Stored entries
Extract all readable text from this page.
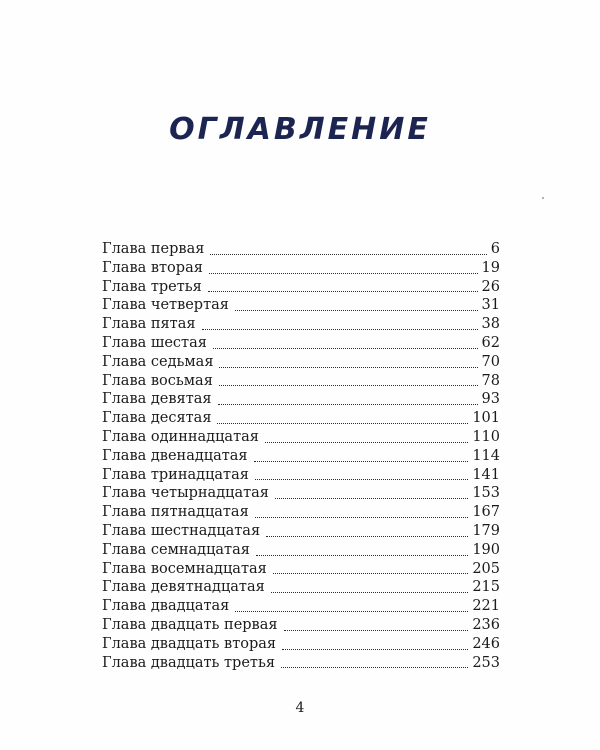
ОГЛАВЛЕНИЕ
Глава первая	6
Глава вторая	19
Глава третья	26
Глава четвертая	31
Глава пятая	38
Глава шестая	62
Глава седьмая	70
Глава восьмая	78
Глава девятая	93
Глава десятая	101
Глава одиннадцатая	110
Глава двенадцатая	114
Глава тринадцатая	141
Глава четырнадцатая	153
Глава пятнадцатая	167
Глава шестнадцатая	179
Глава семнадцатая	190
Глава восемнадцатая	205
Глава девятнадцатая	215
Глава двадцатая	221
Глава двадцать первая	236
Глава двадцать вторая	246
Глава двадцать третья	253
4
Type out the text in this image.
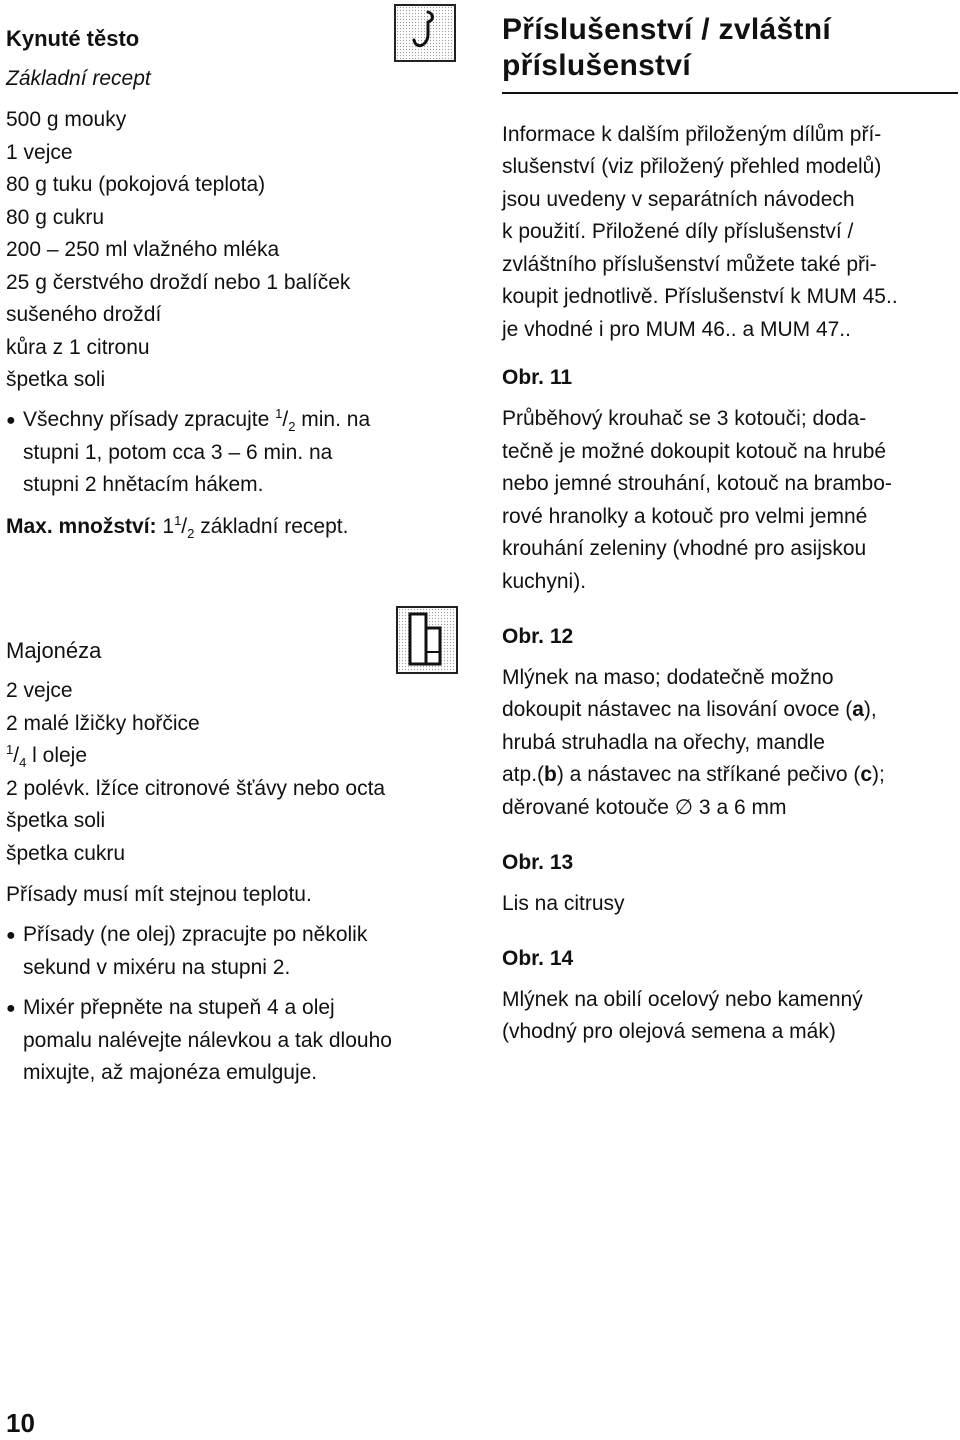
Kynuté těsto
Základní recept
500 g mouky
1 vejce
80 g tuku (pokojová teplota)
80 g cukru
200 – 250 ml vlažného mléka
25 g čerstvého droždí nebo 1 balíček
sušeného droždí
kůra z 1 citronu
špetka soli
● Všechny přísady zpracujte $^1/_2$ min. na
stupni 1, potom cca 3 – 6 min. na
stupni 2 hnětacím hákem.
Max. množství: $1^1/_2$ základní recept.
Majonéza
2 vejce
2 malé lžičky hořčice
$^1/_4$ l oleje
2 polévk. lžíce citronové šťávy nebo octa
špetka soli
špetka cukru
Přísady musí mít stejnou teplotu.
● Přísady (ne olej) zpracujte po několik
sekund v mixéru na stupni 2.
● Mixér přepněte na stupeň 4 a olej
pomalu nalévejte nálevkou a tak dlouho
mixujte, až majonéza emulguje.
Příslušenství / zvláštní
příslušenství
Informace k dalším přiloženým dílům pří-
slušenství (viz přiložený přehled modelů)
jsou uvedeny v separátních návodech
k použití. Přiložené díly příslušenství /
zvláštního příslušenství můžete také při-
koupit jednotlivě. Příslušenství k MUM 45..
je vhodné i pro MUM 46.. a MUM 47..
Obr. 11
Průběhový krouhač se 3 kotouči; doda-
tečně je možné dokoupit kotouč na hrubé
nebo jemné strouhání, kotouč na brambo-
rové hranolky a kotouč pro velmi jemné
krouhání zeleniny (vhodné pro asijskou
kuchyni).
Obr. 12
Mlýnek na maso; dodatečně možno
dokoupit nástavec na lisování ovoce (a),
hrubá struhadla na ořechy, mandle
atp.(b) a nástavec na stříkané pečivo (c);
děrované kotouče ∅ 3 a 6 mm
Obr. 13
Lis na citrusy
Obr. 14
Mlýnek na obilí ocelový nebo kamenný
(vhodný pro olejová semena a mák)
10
==
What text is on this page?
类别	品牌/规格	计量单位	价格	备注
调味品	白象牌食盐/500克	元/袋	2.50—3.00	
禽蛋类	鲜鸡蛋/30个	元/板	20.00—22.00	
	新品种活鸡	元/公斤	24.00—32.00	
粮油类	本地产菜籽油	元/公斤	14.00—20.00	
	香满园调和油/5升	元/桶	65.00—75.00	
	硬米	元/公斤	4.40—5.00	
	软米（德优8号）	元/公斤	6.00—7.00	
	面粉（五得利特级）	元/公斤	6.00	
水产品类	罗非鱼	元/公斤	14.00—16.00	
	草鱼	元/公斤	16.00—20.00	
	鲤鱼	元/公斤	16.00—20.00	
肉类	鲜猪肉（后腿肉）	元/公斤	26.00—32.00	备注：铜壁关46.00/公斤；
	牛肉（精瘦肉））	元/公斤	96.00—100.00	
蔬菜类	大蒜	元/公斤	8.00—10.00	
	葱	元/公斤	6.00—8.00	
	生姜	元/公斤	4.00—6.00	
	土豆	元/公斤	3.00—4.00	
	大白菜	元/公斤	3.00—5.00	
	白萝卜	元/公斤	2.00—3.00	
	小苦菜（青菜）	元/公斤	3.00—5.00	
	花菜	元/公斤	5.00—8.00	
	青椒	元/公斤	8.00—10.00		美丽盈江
---
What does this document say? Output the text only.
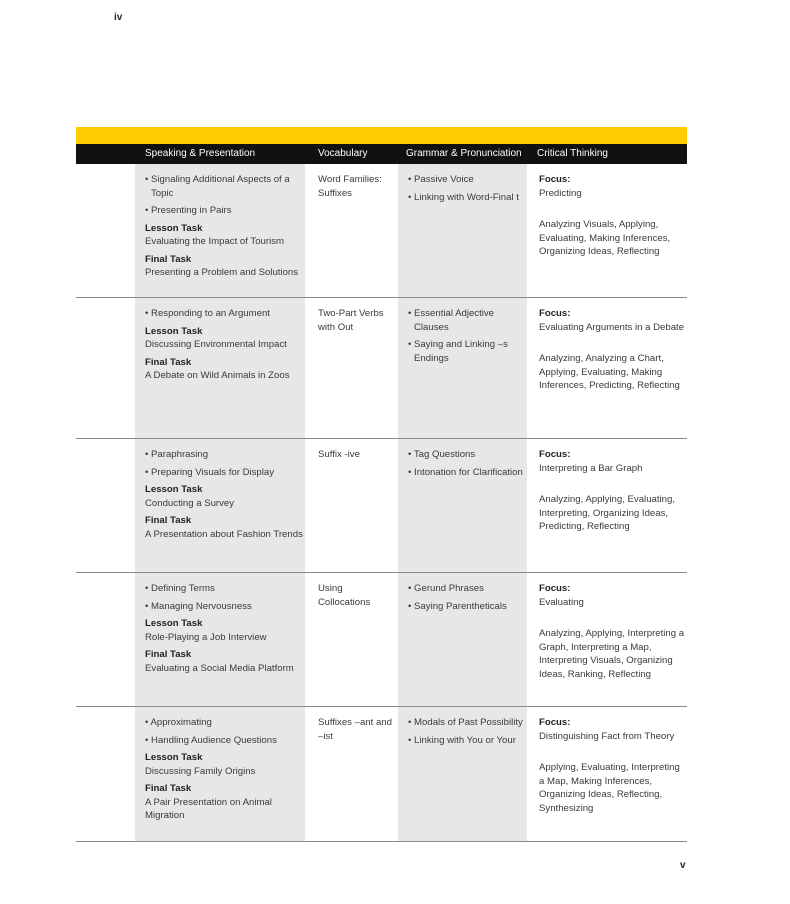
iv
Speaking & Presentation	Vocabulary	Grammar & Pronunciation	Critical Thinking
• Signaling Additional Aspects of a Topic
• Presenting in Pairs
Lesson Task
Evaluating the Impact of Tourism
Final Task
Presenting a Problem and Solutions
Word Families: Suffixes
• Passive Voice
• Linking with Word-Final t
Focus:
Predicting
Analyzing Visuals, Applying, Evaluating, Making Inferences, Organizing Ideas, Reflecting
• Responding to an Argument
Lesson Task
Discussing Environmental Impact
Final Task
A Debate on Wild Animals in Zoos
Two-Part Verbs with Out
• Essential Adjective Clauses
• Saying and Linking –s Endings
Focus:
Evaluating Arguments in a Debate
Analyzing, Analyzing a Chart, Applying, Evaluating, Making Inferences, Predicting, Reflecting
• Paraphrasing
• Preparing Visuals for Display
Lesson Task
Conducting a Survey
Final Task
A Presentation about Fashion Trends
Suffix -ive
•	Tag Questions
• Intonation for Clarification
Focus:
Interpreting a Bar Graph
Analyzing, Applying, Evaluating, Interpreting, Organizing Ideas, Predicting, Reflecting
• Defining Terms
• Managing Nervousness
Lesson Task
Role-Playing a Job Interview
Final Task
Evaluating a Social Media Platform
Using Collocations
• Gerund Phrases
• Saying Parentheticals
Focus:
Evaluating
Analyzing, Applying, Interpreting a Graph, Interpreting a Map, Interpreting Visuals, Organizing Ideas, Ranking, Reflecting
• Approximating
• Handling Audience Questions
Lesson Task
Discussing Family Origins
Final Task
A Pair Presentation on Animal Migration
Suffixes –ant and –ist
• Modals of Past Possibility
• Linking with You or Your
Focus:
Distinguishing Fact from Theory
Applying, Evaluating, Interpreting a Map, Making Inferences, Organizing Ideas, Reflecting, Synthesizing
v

> _Set problem_
Which lines above contain the word "Linking"? Copy each of them.

> _The reply_
• Linking with Word-Final t
• Saying and Linking –s Endings
• Linking with You or Your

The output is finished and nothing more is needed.